** Begin Information provided **
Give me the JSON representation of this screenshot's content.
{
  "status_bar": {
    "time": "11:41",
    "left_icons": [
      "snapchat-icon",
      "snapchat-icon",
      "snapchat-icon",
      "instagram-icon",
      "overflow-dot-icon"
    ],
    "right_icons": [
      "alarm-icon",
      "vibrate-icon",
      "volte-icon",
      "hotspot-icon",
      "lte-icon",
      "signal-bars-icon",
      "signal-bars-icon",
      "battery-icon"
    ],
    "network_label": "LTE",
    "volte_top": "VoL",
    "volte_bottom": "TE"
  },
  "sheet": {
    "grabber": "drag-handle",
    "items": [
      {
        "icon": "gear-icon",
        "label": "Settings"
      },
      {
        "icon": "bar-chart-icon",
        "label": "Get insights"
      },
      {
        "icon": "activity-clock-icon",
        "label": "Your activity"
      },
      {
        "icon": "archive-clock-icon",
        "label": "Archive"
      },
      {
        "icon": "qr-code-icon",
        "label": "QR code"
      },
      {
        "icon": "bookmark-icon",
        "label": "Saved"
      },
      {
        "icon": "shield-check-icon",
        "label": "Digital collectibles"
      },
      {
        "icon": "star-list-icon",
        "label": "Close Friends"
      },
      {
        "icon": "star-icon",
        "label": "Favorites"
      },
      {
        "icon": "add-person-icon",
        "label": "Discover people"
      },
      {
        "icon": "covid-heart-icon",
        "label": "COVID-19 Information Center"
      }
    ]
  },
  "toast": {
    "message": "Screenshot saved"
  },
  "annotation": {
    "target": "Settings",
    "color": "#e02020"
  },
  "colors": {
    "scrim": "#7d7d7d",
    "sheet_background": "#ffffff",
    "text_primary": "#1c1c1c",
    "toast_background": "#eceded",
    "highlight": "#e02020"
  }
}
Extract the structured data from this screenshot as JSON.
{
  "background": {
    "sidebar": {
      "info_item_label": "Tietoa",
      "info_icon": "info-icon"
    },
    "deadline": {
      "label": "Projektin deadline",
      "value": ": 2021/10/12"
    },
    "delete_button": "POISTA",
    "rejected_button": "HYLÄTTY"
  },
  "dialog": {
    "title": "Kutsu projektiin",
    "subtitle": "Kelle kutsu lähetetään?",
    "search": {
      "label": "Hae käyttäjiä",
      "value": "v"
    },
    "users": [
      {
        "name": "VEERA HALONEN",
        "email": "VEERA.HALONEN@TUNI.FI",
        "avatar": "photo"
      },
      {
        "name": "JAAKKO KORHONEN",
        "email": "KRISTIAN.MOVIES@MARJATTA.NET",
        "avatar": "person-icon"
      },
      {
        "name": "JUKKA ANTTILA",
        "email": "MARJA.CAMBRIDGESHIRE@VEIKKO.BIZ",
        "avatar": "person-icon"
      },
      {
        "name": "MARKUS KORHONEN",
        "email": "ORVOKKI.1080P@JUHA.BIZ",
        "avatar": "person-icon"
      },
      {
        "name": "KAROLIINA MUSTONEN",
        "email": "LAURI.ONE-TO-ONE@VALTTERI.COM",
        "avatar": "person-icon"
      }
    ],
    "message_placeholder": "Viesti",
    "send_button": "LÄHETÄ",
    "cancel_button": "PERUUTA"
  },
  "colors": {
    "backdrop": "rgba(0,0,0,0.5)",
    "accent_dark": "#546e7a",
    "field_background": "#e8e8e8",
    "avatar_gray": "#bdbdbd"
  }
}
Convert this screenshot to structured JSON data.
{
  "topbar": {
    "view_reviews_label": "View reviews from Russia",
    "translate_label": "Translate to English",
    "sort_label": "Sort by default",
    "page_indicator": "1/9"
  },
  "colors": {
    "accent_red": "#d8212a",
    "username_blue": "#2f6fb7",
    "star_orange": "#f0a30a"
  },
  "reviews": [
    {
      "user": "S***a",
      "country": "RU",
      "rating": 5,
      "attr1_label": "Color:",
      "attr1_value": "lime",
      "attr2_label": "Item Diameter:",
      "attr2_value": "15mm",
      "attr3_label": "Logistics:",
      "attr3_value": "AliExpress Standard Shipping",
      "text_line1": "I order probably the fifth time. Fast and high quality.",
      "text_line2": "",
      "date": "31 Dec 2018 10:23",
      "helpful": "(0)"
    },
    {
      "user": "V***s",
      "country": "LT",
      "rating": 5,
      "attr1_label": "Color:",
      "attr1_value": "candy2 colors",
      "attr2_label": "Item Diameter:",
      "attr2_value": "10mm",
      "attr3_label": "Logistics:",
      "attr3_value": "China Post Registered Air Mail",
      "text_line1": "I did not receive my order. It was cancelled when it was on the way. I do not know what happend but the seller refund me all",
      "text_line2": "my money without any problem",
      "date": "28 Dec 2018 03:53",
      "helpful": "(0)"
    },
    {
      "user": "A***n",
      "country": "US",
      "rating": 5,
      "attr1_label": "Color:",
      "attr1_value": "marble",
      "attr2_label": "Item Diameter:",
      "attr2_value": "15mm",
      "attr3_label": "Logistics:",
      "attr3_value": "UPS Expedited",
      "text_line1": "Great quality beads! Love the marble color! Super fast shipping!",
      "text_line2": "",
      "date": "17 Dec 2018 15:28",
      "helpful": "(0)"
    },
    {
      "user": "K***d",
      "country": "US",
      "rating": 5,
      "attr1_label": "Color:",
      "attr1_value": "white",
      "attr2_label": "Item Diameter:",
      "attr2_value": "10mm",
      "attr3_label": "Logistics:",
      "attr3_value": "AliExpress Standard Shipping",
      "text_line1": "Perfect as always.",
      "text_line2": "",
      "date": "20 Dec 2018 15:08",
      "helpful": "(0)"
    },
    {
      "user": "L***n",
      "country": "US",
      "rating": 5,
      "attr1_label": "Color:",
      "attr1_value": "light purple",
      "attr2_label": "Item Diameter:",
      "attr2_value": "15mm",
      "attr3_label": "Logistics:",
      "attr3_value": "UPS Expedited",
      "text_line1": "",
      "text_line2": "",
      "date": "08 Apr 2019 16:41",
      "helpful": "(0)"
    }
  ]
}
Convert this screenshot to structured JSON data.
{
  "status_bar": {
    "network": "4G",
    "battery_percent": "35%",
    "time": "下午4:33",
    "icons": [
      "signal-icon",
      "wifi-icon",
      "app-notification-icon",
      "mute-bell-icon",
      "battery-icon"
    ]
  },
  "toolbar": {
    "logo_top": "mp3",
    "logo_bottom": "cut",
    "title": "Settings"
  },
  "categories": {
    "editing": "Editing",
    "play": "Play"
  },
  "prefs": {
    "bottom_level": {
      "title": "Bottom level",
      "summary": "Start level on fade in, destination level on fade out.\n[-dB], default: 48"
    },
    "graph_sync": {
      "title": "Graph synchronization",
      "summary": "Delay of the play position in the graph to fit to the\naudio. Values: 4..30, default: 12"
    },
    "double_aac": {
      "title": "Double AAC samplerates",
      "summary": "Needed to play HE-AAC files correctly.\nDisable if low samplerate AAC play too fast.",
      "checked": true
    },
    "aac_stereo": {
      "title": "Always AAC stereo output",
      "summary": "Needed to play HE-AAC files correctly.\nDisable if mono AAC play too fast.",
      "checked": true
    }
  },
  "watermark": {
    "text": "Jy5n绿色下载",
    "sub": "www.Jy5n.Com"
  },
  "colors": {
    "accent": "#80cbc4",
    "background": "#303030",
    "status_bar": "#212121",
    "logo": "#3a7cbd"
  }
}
** End Information provided **
Spot every line that holds "quality" and copy it.

      "text_line1": "I order probably the fifth time. Fast and high quality.",
      "text_line1": "Great quality beads! Love the marble color! Super fast shipping!",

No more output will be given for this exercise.